Entries from a dataset:
— BEGIN —

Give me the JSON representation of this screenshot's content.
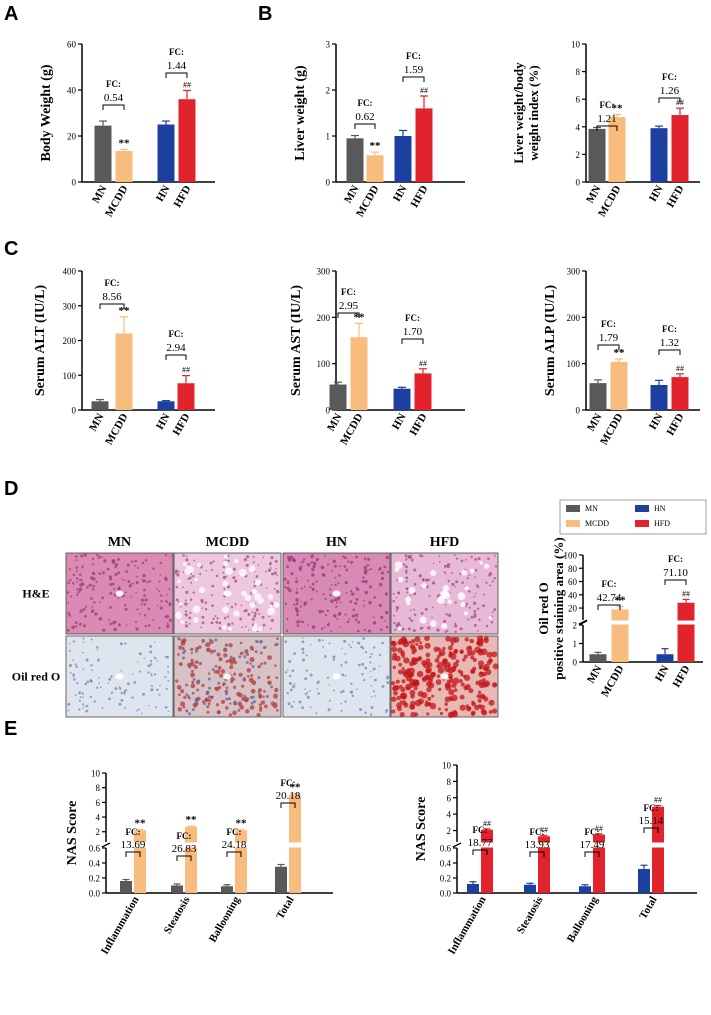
{
  "colors": {
    "MN": "#595959",
    "MCDD": "#f8bc7e",
    "HN": "#1c3fa0",
    "HFD": "#e3232c"
  },
  "panel_letters": [
    "A",
    "B",
    "C",
    "D",
    "E"
  ],
  "histology": {
    "columns": [
      "MN",
      "MCDD",
      "HN",
      "HFD"
    ],
    "rows": [
      "H&E",
      "Oil red O"
    ]
  },
  "legend": [
    "MN",
    "HN",
    "MCDD",
    "HFD"
  ],
  "chart_data": [
    {
      "id": "bw",
      "type": "bar",
      "ylabel": "Body Weight (g)",
      "ylim": [
        0,
        60
      ],
      "yticks": [
        "0",
        "20",
        "40",
        "60"
      ],
      "categories": [
        "MN",
        "MCDD",
        "HN",
        "HFD"
      ],
      "values": [
        24.5,
        13.5,
        25,
        36
      ],
      "errors": [
        2,
        0.7,
        1.5,
        3.8
      ],
      "stars": [
        "",
        "**",
        "",
        "##"
      ],
      "fc": [
        {
          "label": "FC:",
          "value": "0.54"
        },
        {
          "label": "FC:",
          "value": "1.44"
        }
      ]
    },
    {
      "id": "lw",
      "type": "bar",
      "ylabel": "Liver weight (g)",
      "ylim": [
        0,
        3
      ],
      "yticks": [
        "0",
        "1",
        "2",
        "3"
      ],
      "categories": [
        "MN",
        "MCDD",
        "HN",
        "HFD"
      ],
      "values": [
        0.95,
        0.58,
        1.0,
        1.6
      ],
      "errors": [
        0.06,
        0.07,
        0.12,
        0.27
      ],
      "stars": [
        "",
        "**",
        "",
        "##"
      ],
      "fc": [
        {
          "label": "FC:",
          "value": "0.62"
        },
        {
          "label": "FC:",
          "value": "1.59"
        }
      ]
    },
    {
      "id": "lwi",
      "type": "bar",
      "ylabel": "Liver weight/body weight index (%)",
      "ylim": [
        0,
        10
      ],
      "yticks": [
        "0",
        "2",
        "4",
        "6",
        "8",
        "10"
      ],
      "categories": [
        "MN",
        "MCDD",
        "HN",
        "HFD"
      ],
      "values": [
        3.85,
        4.7,
        3.9,
        4.85
      ],
      "errors": [
        0.1,
        0.2,
        0.15,
        0.5
      ],
      "stars": [
        "",
        "**",
        "",
        "##"
      ],
      "fc": [
        {
          "label": "FC:",
          "value": "1.21"
        },
        {
          "label": "FC:",
          "value": "1.26"
        }
      ]
    },
    {
      "id": "alt",
      "type": "bar",
      "ylabel": "Serum ALT (IU/L)",
      "ylim": [
        0,
        400
      ],
      "yticks": [
        "0",
        "100",
        "200",
        "300",
        "400"
      ],
      "categories": [
        "MN",
        "MCDD",
        "HN",
        "HFD"
      ],
      "values": [
        25,
        220,
        25,
        77
      ],
      "errors": [
        5,
        48,
        2,
        22
      ],
      "stars": [
        "",
        "**",
        "",
        "##"
      ],
      "fc": [
        {
          "label": "FC:",
          "value": "8.56"
        },
        {
          "label": "FC:",
          "value": "2.94"
        }
      ]
    },
    {
      "id": "ast",
      "type": "bar",
      "ylabel": "Serum AST (IU/L)",
      "ylim": [
        0,
        300
      ],
      "yticks": [
        "0",
        "100",
        "200",
        "300"
      ],
      "categories": [
        "MN",
        "MCDD",
        "HN",
        "HFD"
      ],
      "values": [
        55,
        157,
        46,
        79
      ],
      "errors": [
        5,
        30,
        3,
        10
      ],
      "stars": [
        "",
        "**",
        "",
        "##"
      ],
      "fc": [
        {
          "label": "FC:",
          "value": "2.95"
        },
        {
          "label": "FC:",
          "value": "1.70"
        }
      ]
    },
    {
      "id": "alp",
      "type": "bar",
      "ylabel": "Serum ALP (IU/L)",
      "ylim": [
        0,
        300
      ],
      "yticks": [
        "0",
        "100",
        "200",
        "300"
      ],
      "categories": [
        "MN",
        "MCDD",
        "HN",
        "HFD"
      ],
      "values": [
        58,
        104,
        54,
        71
      ],
      "errors": [
        7,
        6,
        10,
        7
      ],
      "stars": [
        "",
        "**",
        "",
        "##"
      ],
      "fc": [
        {
          "label": "FC:",
          "value": "1.79"
        },
        {
          "label": "FC:",
          "value": "1.32"
        }
      ]
    },
    {
      "id": "oil",
      "type": "bar",
      "ylabel": "Oil red O positive staining area (%)",
      "ylim": [
        0,
        100
      ],
      "break": {
        "lower": [
          0,
          2
        ],
        "upper": [
          2,
          100
        ]
      },
      "yticks": [
        "0",
        "1",
        "2",
        "20",
        "40",
        "60",
        "80",
        "100"
      ],
      "categories": [
        "MN",
        "MCDD",
        "HN",
        "HFD"
      ],
      "values": [
        0.42,
        18,
        0.42,
        28
      ],
      "errors": [
        0.1,
        4,
        0.3,
        5
      ],
      "stars": [
        "",
        "**",
        "",
        "##"
      ],
      "fc": [
        {
          "label": "FC:",
          "value": "42.74"
        },
        {
          "label": "FC:",
          "value": "71.10"
        }
      ]
    },
    {
      "id": "nas_mcdd",
      "type": "bar",
      "ylabel": "NAS Score",
      "ylim": [
        0,
        10
      ],
      "break": {
        "lower": [
          0,
          0.6
        ],
        "upper": [
          0.6,
          10
        ]
      },
      "yticks": [
        "0.0",
        "0.2",
        "0.4",
        "0.6",
        "2",
        "4",
        "6",
        "8",
        "10"
      ],
      "categories": [
        "Inflammation",
        "Steatosis",
        "Ballooning",
        "Total"
      ],
      "series": [
        {
          "name": "MN",
          "values": [
            0.16,
            0.1,
            0.09,
            0.35
          ],
          "errors": [
            0.02,
            0.02,
            0.02,
            0.03
          ]
        },
        {
          "name": "MCDD",
          "values": [
            2.19,
            2.68,
            2.18,
            7.06
          ],
          "errors": [
            0.1,
            0.1,
            0.1,
            0.15
          ]
        }
      ],
      "stars": [
        "**",
        "**",
        "**",
        "**"
      ],
      "fc": [
        {
          "label": "FC:",
          "value": "13.69"
        },
        {
          "label": "FC:",
          "value": "26.83"
        },
        {
          "label": "FC:",
          "value": "24.18"
        },
        {
          "label": "FC:",
          "value": "20.18"
        }
      ]
    },
    {
      "id": "nas_hfd",
      "type": "bar",
      "ylabel": "NAS Score",
      "ylim": [
        0,
        10
      ],
      "break": {
        "lower": [
          0,
          0.6
        ],
        "upper": [
          0.6,
          10
        ]
      },
      "yticks": [
        "0.0",
        "0.2",
        "0.4",
        "0.6",
        "2",
        "4",
        "6",
        "8",
        "10"
      ],
      "categories": [
        "Inflammation",
        "Steatosis",
        "Ballooning",
        "Total"
      ],
      "series": [
        {
          "name": "HN",
          "values": [
            0.12,
            0.11,
            0.09,
            0.32
          ],
          "errors": [
            0.03,
            0.02,
            0.02,
            0.05
          ]
        },
        {
          "name": "HFD",
          "values": [
            2.1,
            1.3,
            1.5,
            4.9
          ],
          "errors": [
            0.1,
            0.1,
            0.1,
            0.15
          ]
        }
      ],
      "stars": [
        "##",
        "##",
        "##",
        "##"
      ],
      "fc": [
        {
          "label": "FC:",
          "value": "18.77"
        },
        {
          "label": "FC:",
          "value": "13.93"
        },
        {
          "label": "FC:",
          "value": "17.49"
        },
        {
          "label": "FC:",
          "value": "15.14"
        }
      ]
    }
  ]
}
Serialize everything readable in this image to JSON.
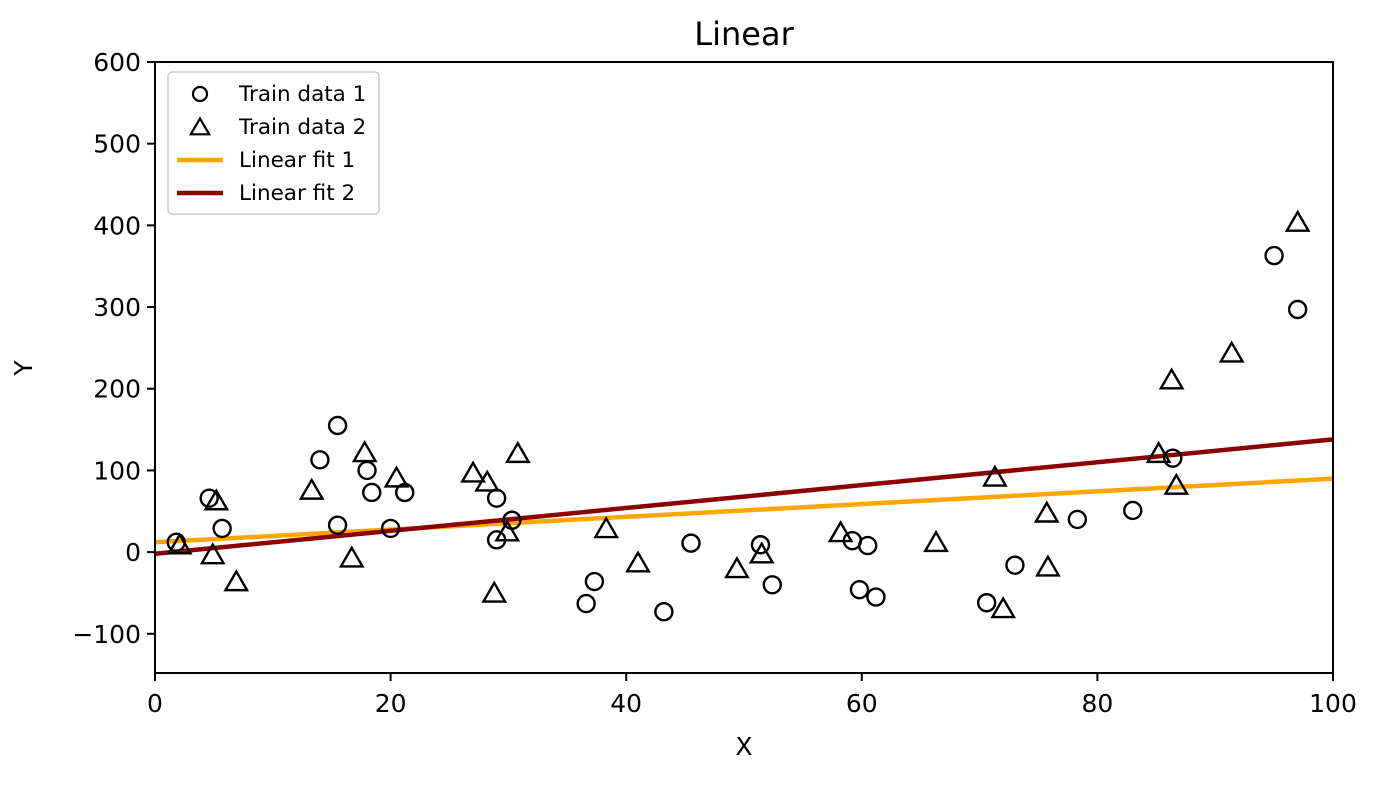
{
  "chart_data": {
    "type": "scatter",
    "title": "Linear",
    "xlabel": "X",
    "ylabel": "Y",
    "xlim": [
      0,
      100
    ],
    "ylim": [
      -148,
      600
    ],
    "grid": false,
    "xticks": {
      "values": [
        0,
        20,
        40,
        60,
        80,
        100
      ],
      "labels": [
        "0",
        "20",
        "40",
        "60",
        "80",
        "100"
      ]
    },
    "yticks": {
      "values": [
        -100,
        0,
        100,
        200,
        300,
        400,
        500,
        600
      ],
      "labels": [
        "−100",
        "0",
        "100",
        "200",
        "300",
        "400",
        "500",
        "600"
      ]
    },
    "colors": {
      "fit1": "#FFA500",
      "fit2": "#8B0000",
      "markers": "#000000"
    },
    "legend": {
      "position": "upper left",
      "entries": [
        {
          "label": "Train data 1",
          "marker": "circle",
          "color": "#000000"
        },
        {
          "label": "Train data 2",
          "marker": "triangle",
          "color": "#000000"
        },
        {
          "label": "Linear fit 1",
          "marker": "line",
          "color": "#FFA500"
        },
        {
          "label": "Linear fit 2",
          "marker": "line",
          "color": "#8B0000"
        }
      ]
    },
    "series": [
      {
        "name": "Train data 1",
        "type": "scatter",
        "marker": "circle",
        "color": "#000000",
        "points": [
          [
            1.8,
            12
          ],
          [
            4.6,
            66
          ],
          [
            5.7,
            29
          ],
          [
            14,
            113
          ],
          [
            15.5,
            155
          ],
          [
            15.5,
            33
          ],
          [
            18,
            100
          ],
          [
            18.4,
            73
          ],
          [
            20,
            29
          ],
          [
            21.2,
            73
          ],
          [
            29,
            66
          ],
          [
            29,
            15
          ],
          [
            30.3,
            39
          ],
          [
            36.6,
            -63
          ],
          [
            37.3,
            -36
          ],
          [
            43.2,
            -73
          ],
          [
            45.5,
            11
          ],
          [
            51.4,
            9
          ],
          [
            52.4,
            -40
          ],
          [
            59.2,
            14
          ],
          [
            60.5,
            8
          ],
          [
            59.8,
            -46
          ],
          [
            61.2,
            -55
          ],
          [
            70.6,
            -62
          ],
          [
            73,
            -16
          ],
          [
            78.3,
            40
          ],
          [
            83,
            51
          ],
          [
            86.4,
            115
          ],
          [
            95,
            363
          ],
          [
            97,
            297
          ]
        ]
      },
      {
        "name": "Train data 2",
        "type": "scatter",
        "marker": "triangle",
        "color": "#000000",
        "points": [
          [
            2.1,
            9
          ],
          [
            4.9,
            -3
          ],
          [
            5.2,
            63
          ],
          [
            6.9,
            -36
          ],
          [
            13.3,
            76
          ],
          [
            16.7,
            -7
          ],
          [
            17.8,
            122
          ],
          [
            20.5,
            91
          ],
          [
            27,
            97
          ],
          [
            28.2,
            86
          ],
          [
            28.8,
            -50
          ],
          [
            29.9,
            25
          ],
          [
            30.8,
            121
          ],
          [
            38.3,
            29
          ],
          [
            41,
            -13
          ],
          [
            49.4,
            -20
          ],
          [
            51.5,
            -2
          ],
          [
            58.2,
            24
          ],
          [
            66.3,
            12
          ],
          [
            71.3,
            92
          ],
          [
            72,
            -69
          ],
          [
            75.7,
            48
          ],
          [
            75.8,
            -18
          ],
          [
            85.2,
            121
          ],
          [
            86.3,
            211
          ],
          [
            86.7,
            82
          ],
          [
            91.4,
            244
          ],
          [
            97,
            404
          ]
        ]
      },
      {
        "name": "Linear fit 1",
        "type": "line",
        "color": "#FFA500",
        "x": [
          0,
          100
        ],
        "y": [
          12,
          90
        ]
      },
      {
        "name": "Linear fit 2",
        "type": "line",
        "color": "#8B0000",
        "x": [
          0,
          100
        ],
        "y": [
          -2,
          138
        ]
      }
    ]
  }
}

— END —

Look over the material above and show each line where "Train" appears.

Task answer =
          "label": "Train data 1",
          "label": "Train data 2",
        "name": "Train data 1",
        "name": "Train data 2",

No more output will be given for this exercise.